> _STATED GOAL_
Which lines hold the word "Cutter"? Copy each of them.

(Dataset entries)

◇ ◇ ◇ ◇

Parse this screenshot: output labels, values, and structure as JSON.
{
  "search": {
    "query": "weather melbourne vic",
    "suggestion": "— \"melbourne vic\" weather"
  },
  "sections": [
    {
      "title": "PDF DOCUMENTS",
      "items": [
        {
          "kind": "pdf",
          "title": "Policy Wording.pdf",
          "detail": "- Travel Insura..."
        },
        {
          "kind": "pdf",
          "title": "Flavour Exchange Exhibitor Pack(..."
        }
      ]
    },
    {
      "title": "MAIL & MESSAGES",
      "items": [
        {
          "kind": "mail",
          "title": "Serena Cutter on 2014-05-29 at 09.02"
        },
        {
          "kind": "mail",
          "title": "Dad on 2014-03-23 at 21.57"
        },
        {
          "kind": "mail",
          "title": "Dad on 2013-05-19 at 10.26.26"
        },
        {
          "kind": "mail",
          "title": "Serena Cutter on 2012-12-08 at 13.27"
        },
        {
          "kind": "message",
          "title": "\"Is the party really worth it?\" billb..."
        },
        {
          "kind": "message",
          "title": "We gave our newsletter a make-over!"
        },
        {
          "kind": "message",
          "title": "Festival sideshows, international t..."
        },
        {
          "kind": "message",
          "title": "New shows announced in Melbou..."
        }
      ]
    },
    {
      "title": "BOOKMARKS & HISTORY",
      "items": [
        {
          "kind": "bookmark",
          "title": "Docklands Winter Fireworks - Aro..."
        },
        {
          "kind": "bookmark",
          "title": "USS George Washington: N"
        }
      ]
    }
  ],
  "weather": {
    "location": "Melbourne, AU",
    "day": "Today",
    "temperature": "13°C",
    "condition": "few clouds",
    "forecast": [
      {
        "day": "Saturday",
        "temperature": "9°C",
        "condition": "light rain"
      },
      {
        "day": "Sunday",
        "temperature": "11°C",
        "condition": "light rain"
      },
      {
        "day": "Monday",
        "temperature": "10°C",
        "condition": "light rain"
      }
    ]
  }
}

◇ ◇ ◇ ◇

> _OUTPUT FOR THIS EXERCISE_
          "title": "Serena Cutter on 2014-05-29 at 09.02"
          "title": "Serena Cutter on 2012-12-08 at 13.27"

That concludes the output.